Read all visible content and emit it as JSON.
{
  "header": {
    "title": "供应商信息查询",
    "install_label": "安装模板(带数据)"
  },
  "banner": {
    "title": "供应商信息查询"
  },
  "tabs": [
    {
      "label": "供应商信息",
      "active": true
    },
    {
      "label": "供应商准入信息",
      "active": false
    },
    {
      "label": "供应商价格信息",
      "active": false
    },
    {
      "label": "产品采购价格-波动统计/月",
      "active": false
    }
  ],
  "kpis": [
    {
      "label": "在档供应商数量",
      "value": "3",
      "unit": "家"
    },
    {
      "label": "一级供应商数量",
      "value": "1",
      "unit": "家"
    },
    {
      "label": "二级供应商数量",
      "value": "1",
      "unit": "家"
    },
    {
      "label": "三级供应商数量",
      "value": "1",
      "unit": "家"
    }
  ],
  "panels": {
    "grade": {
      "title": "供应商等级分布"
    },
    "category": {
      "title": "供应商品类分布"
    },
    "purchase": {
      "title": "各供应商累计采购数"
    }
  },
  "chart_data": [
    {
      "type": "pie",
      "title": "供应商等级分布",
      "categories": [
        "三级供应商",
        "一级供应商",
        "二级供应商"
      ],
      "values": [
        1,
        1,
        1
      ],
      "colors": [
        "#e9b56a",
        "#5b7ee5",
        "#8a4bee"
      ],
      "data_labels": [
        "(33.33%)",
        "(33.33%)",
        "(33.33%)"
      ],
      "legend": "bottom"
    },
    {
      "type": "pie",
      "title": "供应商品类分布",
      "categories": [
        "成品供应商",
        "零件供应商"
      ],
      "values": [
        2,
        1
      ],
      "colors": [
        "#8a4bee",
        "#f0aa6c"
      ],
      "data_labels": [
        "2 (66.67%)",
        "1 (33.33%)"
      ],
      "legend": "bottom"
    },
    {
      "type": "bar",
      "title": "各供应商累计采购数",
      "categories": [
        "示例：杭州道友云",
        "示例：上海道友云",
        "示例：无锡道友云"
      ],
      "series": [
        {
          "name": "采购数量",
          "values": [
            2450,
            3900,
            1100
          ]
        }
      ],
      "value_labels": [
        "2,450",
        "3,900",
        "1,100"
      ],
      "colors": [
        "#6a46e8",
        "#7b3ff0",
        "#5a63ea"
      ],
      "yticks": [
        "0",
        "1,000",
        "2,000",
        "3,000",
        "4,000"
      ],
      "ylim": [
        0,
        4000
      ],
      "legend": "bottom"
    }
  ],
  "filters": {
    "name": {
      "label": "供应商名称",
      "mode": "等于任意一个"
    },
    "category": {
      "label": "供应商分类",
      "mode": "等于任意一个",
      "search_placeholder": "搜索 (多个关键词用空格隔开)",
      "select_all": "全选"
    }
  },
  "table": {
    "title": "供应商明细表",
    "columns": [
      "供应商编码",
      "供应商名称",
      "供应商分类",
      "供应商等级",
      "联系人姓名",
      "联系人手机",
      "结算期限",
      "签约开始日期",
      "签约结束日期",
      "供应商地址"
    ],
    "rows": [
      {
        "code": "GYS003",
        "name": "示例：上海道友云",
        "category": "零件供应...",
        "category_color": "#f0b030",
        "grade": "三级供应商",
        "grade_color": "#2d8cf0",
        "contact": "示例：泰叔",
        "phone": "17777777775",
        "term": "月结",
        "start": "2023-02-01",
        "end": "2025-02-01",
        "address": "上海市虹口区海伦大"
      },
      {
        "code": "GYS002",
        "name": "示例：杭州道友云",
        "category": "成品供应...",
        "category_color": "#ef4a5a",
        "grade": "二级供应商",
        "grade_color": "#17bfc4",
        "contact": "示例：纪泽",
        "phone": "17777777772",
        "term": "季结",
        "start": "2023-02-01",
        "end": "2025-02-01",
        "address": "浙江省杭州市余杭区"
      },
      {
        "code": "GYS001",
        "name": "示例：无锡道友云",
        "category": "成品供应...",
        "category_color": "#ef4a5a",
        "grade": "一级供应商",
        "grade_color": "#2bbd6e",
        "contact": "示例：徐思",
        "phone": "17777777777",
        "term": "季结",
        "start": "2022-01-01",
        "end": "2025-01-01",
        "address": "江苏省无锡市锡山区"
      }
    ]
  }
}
# # # # # # #
- **Challenge**
Only the number should be given: how many lines of the data contain the word "code"?

- **Exercise output**
3